AIM OF THE EXERCISE: Find the lines that hold the word "Østfold" and return them.

DATASET CONTENT:
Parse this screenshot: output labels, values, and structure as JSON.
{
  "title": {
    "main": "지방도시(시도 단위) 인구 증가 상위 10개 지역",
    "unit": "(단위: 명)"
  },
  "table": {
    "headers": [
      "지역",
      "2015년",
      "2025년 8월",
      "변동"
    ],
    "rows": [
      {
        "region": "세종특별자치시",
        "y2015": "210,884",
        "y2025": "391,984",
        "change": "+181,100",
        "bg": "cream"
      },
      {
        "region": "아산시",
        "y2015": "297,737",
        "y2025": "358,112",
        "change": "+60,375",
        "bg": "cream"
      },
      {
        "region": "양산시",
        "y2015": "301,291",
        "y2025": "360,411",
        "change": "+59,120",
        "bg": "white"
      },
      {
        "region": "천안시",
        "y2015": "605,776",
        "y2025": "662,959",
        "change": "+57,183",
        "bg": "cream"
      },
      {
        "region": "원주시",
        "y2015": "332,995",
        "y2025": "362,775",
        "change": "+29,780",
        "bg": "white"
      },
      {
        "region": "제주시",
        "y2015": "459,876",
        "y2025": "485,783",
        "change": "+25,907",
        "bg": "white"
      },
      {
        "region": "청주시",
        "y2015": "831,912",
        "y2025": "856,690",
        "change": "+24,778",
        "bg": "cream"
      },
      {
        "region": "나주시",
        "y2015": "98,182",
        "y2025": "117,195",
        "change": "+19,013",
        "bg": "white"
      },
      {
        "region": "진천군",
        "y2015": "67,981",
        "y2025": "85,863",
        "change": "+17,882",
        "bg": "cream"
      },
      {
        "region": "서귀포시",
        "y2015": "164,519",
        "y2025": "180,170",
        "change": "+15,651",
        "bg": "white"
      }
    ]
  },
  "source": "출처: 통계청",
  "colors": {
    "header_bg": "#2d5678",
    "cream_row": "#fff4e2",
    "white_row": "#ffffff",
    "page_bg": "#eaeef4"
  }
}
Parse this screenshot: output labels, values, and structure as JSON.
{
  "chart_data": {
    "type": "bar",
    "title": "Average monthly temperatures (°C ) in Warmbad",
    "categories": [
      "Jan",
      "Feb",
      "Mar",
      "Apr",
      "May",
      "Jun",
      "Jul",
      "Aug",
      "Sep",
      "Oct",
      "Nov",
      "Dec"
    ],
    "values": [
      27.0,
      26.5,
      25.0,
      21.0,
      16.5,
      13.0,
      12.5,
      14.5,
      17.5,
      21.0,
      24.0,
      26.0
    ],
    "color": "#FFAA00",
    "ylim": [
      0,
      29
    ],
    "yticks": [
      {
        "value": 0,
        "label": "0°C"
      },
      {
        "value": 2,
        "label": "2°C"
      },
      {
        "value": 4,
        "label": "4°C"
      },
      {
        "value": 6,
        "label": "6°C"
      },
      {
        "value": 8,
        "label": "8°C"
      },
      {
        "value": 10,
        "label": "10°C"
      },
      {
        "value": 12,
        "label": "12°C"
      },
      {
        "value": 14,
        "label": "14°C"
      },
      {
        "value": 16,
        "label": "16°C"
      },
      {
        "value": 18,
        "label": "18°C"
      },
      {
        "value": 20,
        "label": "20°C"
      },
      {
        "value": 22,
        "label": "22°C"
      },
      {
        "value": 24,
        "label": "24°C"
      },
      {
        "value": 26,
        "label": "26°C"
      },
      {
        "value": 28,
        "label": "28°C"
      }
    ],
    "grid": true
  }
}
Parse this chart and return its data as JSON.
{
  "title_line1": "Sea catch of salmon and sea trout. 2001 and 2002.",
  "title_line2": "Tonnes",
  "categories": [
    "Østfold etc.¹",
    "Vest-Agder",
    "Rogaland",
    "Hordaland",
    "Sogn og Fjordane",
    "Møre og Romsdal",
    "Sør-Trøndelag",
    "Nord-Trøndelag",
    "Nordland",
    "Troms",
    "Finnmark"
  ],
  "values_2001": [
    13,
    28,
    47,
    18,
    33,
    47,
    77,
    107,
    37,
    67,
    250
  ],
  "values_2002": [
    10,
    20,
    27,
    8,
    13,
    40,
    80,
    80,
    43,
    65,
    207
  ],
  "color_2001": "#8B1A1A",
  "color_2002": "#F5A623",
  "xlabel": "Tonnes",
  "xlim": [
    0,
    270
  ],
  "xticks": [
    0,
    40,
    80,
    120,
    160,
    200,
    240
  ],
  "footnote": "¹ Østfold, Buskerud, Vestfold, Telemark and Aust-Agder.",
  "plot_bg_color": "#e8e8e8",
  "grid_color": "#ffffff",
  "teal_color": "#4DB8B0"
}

TASK SOLUTION:
    "Østfold etc.¹",
  "footnote": "¹ Østfold, Buskerud, Vestfold, Telemark and Aust-Agder.",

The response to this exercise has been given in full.